INSTRUCTION: Gather all lines in the data that hold the string "przetwornika".

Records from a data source
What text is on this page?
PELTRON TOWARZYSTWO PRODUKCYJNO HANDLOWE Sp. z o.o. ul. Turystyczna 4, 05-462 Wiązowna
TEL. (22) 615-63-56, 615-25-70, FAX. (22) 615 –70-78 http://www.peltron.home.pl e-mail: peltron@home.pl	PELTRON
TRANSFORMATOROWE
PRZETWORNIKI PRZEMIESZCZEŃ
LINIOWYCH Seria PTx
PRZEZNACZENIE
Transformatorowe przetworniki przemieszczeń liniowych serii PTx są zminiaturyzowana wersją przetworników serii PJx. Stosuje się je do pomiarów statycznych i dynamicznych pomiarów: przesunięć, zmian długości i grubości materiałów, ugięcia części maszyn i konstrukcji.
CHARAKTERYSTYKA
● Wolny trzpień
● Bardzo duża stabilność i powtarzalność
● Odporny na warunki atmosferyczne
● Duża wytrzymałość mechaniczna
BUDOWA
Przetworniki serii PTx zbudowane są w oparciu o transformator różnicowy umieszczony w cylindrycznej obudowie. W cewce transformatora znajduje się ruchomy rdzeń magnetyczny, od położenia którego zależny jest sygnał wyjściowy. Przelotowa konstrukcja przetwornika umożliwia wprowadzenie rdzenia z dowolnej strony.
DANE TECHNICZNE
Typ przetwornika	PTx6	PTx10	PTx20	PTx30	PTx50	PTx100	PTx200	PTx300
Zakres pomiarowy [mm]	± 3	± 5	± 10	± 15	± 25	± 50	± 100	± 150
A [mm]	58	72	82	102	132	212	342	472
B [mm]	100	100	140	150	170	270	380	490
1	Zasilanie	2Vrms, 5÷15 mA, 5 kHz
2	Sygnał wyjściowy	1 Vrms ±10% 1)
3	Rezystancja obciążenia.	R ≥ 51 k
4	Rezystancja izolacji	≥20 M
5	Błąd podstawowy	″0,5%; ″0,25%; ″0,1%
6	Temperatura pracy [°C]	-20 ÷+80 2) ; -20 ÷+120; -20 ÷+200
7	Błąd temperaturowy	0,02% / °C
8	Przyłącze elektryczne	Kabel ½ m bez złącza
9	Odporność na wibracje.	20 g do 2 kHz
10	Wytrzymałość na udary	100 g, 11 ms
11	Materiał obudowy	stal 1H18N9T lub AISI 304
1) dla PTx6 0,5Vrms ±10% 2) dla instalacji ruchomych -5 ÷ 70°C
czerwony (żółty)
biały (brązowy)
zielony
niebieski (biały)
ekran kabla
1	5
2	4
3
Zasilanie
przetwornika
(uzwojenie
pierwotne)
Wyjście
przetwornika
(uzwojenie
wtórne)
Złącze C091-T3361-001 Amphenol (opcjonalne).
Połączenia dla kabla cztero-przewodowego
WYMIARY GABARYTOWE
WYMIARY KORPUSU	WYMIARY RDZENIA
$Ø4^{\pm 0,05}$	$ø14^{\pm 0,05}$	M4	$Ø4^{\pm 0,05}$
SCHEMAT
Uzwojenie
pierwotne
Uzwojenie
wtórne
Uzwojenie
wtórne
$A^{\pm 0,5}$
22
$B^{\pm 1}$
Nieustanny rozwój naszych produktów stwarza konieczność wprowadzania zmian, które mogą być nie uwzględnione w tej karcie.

TASK ANSWER:
Przetworniki serii PTx zbudowane są w oparciu o transformator różnicowy umieszczony w cylindrycznej obudowie. W cewce transformatora znajduje się ruchomy rdzeń magnetyczny, od położenia którego zależny jest sygnał wyjściowy. Przelotowa konstrukcja przetwornika umożliwia wprowadzenie rdzenia z dowolnej strony.
Typ przetwornika	PTx6	PTx10	PTx20	PTx30	PTx50	PTx100	PTx200	PTx300
przetwornika
przetwornika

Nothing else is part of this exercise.